**Set exercise**
Please output the records below in full, exactly as given, but without the images.
+ + + +
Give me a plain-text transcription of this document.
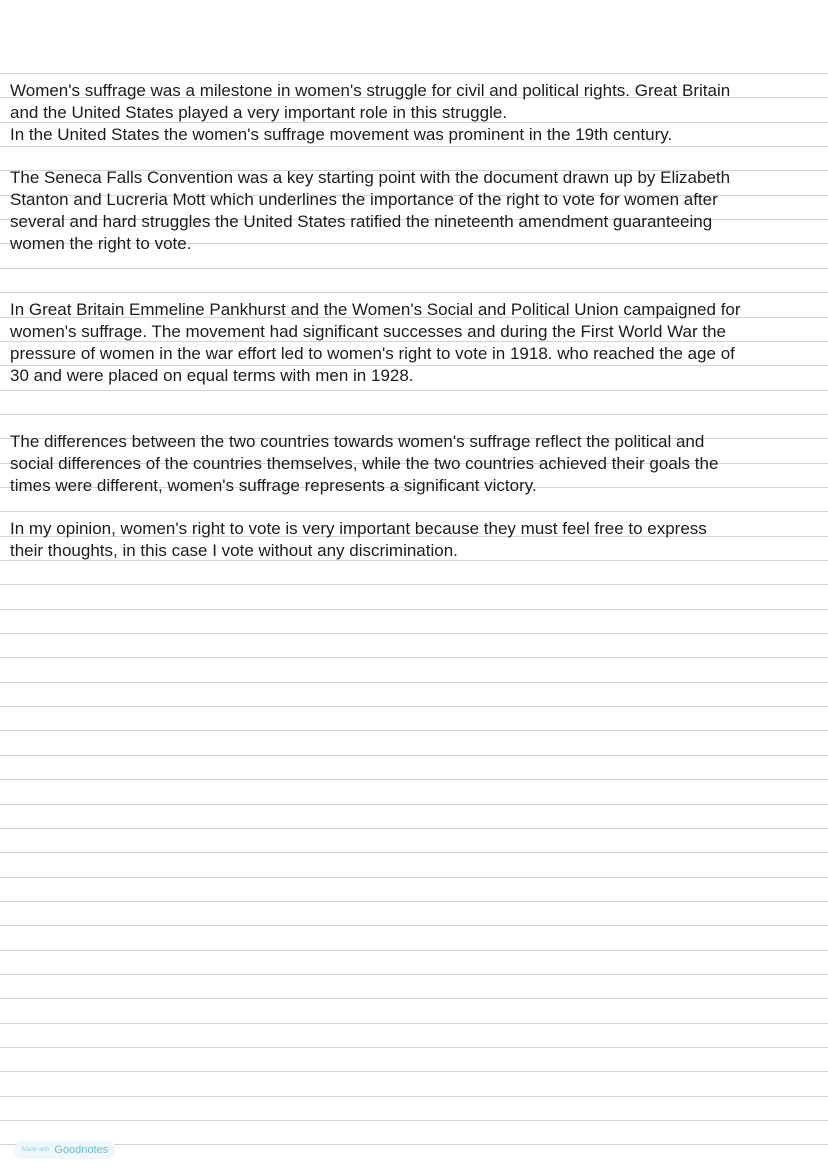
Women's suffrage was a milestone in women's struggle for civil and political rights. Great Britain
and the United States played a very important role in this struggle.
In the United States the women's suffrage movement was prominent in the 19th century.
The Seneca Falls Convention was a key starting point with the document drawn up by Elizabeth
Stanton and Lucreria Mott which underlines the importance of the right to vote for women after
several and hard struggles the United States ratified the nineteenth amendment guaranteeing
women the right to vote.
In Great Britain Emmeline Pankhurst and the Women's Social and Political Union campaigned for
women's suffrage. The movement had significant successes and during the First World War the
pressure of women in the war effort led to women's right to vote in 1918. who reached the age of
30 and were placed on equal terms with men in 1928.
The differences between the two countries towards women's suffrage reflect the political and
social differences of the countries themselves, while the two countries achieved their goals the
times were different, women's suffrage represents a significant victory.
In my opinion, women's right to vote is very important because they must feel free to express
their thoughts, in this case I vote without any discrimination.
Made with Goodnotes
+ + + +
**The completed task**
Give me a plain-text transcription of this document.
Women's suffrage was a milestone in women's struggle for civil and political rights. Great Britain
and the United States played a very important role in this struggle.
In the United States the women's suffrage movement was prominent in the 19th century.
The Seneca Falls Convention was a key starting point with the document drawn up by Elizabeth
Stanton and Lucreria Mott which underlines the importance of the right to vote for women after
several and hard struggles the United States ratified the nineteenth amendment guaranteeing
women the right to vote.
In Great Britain Emmeline Pankhurst and the Women's Social and Political Union campaigned for
women's suffrage. The movement had significant successes and during the First World War the
pressure of women in the war effort led to women's right to vote in 1918. who reached the age of
30 and were placed on equal terms with men in 1928.
The differences between the two countries towards women's suffrage reflect the political and
social differences of the countries themselves, while the two countries achieved their goals the
times were different, women's suffrage represents a significant victory.
In my opinion, women's right to vote is very important because they must feel free to express
their thoughts, in this case I vote without any discrimination.
Made with Goodnotes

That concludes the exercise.